Brief:
Examine the material below. Gather every line in which the string "ВЫКЛ" appears.

Stored entries:
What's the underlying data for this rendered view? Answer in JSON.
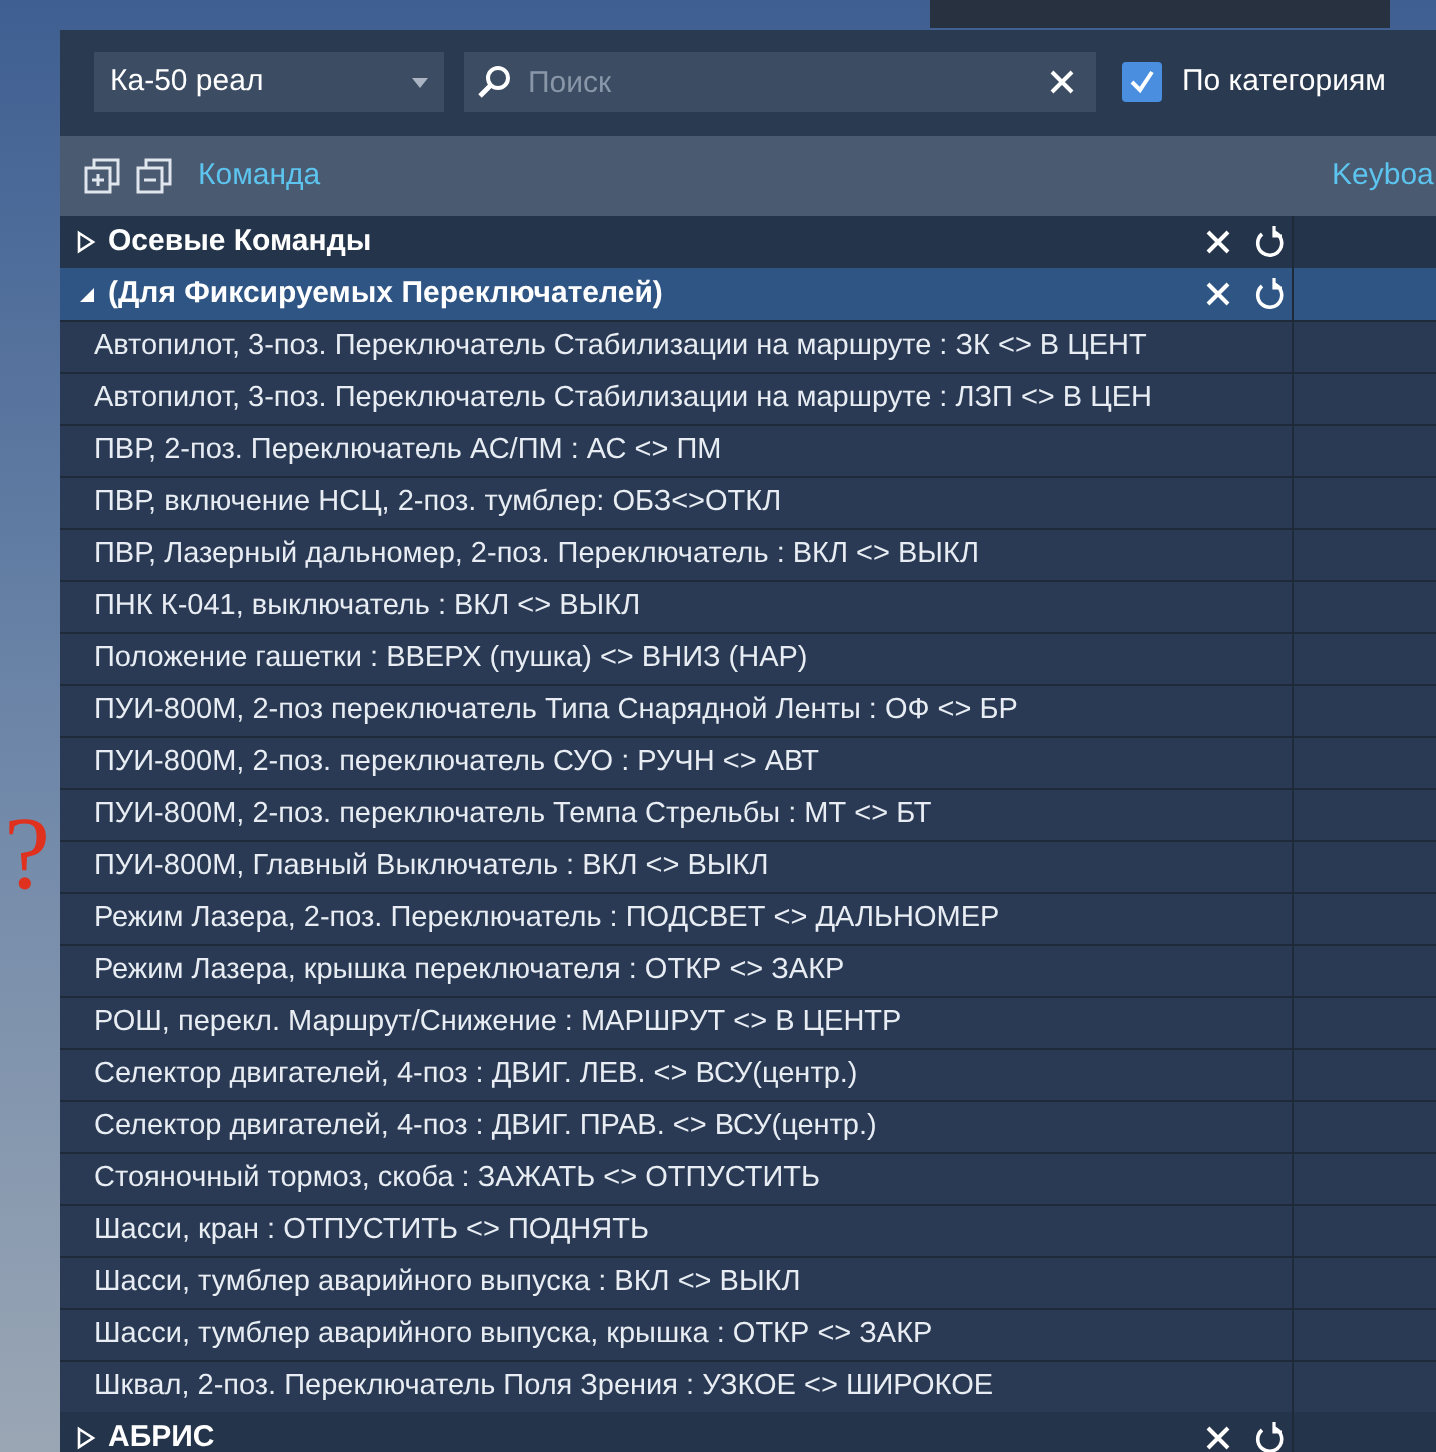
{
  "toolbar": {
    "profile": "Ка-50 реал",
    "search": {
      "placeholder": "Поиск"
    },
    "by_category": {
      "label": "По категориям",
      "checked": true
    }
  },
  "columns": [
    "Команда",
    "Keyboa"
  ],
  "categories": [
    {
      "label": "Осевые Команды",
      "expanded": false,
      "selected": false
    },
    {
      "label": "(Для Фиксируемых Переключателей)",
      "expanded": true,
      "selected": true,
      "rows": [
        "Автопилот, 3-поз. Переключатель Стабилизации на маршруте : ЗК <> В ЦЕНТ",
        "Автопилот, 3-поз. Переключатель Стабилизации на маршруте : ЛЗП <> В ЦЕН",
        "ПВР, 2-поз. Переключатель АС/ПМ : АС <> ПМ",
        "ПВР, включение НСЦ, 2-поз. тумблер: ОБЗ<>ОТКЛ",
        "ПВР, Лазерный дальномер, 2-поз. Переключатель : ВКЛ <> ВЫКЛ",
        "ПНК К-041, выключатель : ВКЛ <> ВЫКЛ",
        "Положение гашетки : ВВЕРХ (пушка) <> ВНИЗ (НАР)",
        "ПУИ-800М, 2-поз переключатель Типа Снарядной Ленты : ОФ <> БР",
        "ПУИ-800М, 2-поз. переключатель СУО : РУЧН <> АВТ",
        "ПУИ-800М, 2-поз. переключатель Темпа Стрельбы : МТ <> БТ",
        "ПУИ-800М, Главный Выключатель : ВКЛ <> ВЫКЛ",
        "Режим Лазера, 2-поз. Переключатель : ПОДСВЕТ <> ДАЛЬНОМЕР",
        "Режим Лазера, крышка переключателя : ОТКР <> ЗАКР",
        "РОШ, перекл. Маршрут/Снижение : МАРШРУТ <> В ЦЕНТР",
        "Селектор двигателей, 4-поз : ДВИГ. ЛЕВ. <> ВСУ(центр.)",
        "Селектор двигателей, 4-поз : ДВИГ. ПРАВ. <> ВСУ(центр.)",
        "Стояночный тормоз, скоба : ЗАЖАТЬ <> ОТПУСТИТЬ",
        "Шасси, кран : ОТПУСТИТЬ <> ПОДНЯТЬ",
        "Шасси, тумблер аварийного выпуска : ВКЛ <> ВЫКЛ",
        "Шасси, тумблер аварийного выпуска, крышка : ОТКР <> ЗАКР",
        "Шквал, 2-поз. Переключатель Поля Зрения : УЗКОЕ <> ШИРОКОЕ"
      ]
    },
    {
      "label": "АБРИС",
      "expanded": false,
      "selected": false
    }
  ],
  "annotation": "?"
}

Output below:
        "ПВР, Лазерный дальномер, 2-поз. Переключатель : ВКЛ <> ВЫКЛ",
        "ПНК К-041, выключатель : ВКЛ <> ВЫКЛ",
        "ПУИ-800М, Главный Выключатель : ВКЛ <> ВЫКЛ",
        "Шасси, тумблер аварийного выпуска : ВКЛ <> ВЫКЛ",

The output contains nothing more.